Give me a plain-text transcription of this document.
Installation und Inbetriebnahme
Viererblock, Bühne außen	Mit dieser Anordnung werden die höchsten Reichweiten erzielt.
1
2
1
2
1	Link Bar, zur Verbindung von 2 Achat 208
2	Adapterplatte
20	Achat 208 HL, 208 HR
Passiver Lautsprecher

* [Required task]
Every line of the material must be returned exactly as it appears.

* [Reply]
Give me a plain-text transcription of this document.
Installation und Inbetriebnahme
Viererblock, Bühne außen	Mit dieser Anordnung werden die höchsten Reichweiten erzielt.
1
2
1
2
1	Link Bar, zur Verbindung von 2 Achat 208
2	Adapterplatte
20	Achat 208 HL, 208 HR
Passiver Lautsprecher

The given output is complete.